What you need to do: Scan the listing and work out how many lines contain the word "soll". Nothing but the number should be given.

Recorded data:
==============================

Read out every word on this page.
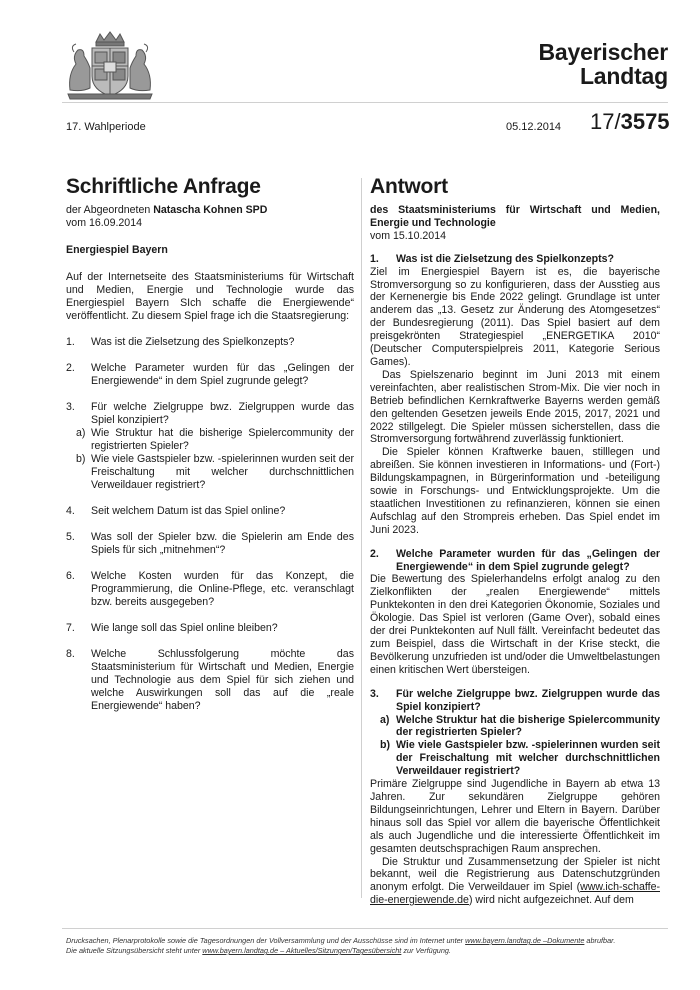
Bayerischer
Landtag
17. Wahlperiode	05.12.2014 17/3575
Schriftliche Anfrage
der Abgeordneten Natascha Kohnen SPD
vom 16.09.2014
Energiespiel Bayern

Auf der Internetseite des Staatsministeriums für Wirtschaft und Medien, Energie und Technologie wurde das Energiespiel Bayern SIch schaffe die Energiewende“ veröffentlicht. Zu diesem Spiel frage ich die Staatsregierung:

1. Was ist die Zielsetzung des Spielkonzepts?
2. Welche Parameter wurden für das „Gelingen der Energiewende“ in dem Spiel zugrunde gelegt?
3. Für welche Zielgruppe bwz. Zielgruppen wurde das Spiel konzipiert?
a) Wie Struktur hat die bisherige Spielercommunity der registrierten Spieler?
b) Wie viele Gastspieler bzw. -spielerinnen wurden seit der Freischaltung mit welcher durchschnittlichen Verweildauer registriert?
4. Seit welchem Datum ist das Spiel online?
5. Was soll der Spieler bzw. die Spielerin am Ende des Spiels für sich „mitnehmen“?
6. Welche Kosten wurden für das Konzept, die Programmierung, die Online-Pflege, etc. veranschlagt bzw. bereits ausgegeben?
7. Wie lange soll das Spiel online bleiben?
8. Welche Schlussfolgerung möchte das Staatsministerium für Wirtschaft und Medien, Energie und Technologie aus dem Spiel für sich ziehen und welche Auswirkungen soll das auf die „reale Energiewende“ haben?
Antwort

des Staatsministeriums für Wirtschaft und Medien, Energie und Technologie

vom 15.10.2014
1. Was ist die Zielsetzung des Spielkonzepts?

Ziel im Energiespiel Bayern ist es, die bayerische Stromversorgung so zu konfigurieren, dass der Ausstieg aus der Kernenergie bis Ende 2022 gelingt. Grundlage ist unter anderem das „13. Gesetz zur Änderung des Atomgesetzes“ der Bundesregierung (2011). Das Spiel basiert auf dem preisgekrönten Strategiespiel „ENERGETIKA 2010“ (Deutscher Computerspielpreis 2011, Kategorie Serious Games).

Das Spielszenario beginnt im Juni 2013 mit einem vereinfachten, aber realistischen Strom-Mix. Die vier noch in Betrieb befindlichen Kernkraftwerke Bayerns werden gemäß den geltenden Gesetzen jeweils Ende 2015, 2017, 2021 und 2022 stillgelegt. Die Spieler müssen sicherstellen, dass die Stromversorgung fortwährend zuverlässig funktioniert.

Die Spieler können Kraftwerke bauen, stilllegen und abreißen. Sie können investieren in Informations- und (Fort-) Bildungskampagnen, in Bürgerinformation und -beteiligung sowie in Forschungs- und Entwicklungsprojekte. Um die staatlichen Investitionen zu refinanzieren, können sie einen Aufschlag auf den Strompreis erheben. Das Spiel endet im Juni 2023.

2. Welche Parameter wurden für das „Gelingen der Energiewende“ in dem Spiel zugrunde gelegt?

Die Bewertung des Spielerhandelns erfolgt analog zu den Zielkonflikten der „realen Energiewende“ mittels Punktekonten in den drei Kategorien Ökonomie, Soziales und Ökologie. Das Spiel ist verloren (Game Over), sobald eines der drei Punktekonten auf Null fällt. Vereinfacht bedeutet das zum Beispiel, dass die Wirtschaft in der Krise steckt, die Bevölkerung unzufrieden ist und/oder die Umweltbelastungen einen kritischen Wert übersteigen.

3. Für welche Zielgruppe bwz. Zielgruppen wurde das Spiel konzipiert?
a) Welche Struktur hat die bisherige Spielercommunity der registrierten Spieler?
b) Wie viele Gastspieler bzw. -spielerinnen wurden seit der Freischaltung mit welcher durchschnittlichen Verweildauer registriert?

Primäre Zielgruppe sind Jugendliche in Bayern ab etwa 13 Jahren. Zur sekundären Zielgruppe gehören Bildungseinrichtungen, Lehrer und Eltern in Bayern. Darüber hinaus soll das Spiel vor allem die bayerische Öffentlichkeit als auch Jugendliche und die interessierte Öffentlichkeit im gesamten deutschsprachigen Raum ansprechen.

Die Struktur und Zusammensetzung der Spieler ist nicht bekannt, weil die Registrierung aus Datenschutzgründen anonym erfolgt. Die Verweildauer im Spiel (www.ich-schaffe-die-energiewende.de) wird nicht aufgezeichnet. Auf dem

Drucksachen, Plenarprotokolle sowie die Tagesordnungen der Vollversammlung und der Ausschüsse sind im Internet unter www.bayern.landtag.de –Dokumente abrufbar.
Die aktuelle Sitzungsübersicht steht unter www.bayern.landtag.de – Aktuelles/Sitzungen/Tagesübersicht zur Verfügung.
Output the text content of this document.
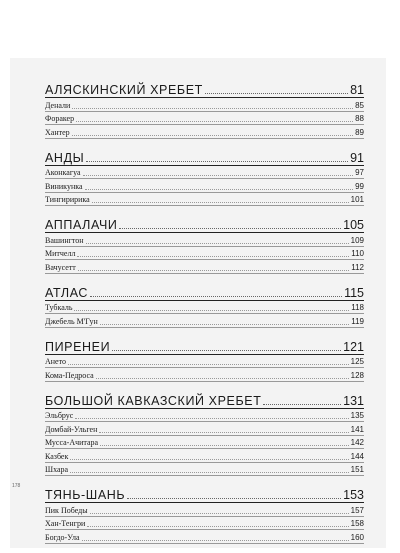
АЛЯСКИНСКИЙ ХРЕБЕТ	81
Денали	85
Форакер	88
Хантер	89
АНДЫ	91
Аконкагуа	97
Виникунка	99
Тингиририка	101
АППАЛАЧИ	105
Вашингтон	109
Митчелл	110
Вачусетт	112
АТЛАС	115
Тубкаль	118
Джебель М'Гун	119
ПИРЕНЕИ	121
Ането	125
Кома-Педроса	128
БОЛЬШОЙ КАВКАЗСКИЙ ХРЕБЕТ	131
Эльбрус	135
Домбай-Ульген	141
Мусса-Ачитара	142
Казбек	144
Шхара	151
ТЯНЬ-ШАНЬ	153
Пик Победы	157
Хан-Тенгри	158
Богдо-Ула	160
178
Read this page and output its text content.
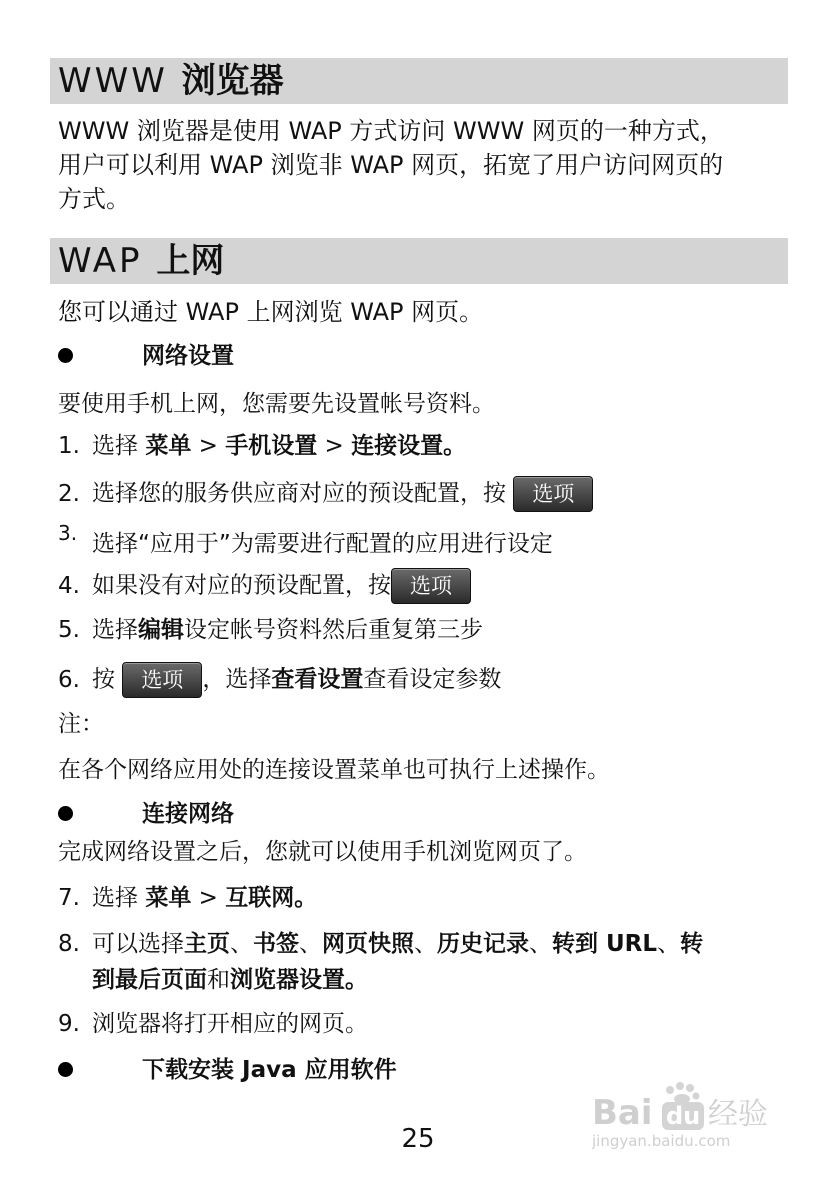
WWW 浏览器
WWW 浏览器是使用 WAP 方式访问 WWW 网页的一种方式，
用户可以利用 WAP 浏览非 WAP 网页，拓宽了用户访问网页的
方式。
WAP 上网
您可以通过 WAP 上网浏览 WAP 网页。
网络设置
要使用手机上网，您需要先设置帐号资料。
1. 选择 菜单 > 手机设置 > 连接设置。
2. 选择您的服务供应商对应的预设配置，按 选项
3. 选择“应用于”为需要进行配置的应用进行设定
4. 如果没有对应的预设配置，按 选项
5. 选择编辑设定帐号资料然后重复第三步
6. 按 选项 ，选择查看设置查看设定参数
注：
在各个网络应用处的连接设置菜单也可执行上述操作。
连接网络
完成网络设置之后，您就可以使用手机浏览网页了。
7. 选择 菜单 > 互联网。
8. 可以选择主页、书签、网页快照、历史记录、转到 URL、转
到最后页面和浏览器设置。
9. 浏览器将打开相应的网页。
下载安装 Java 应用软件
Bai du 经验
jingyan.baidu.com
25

==============================

Expected answer: 4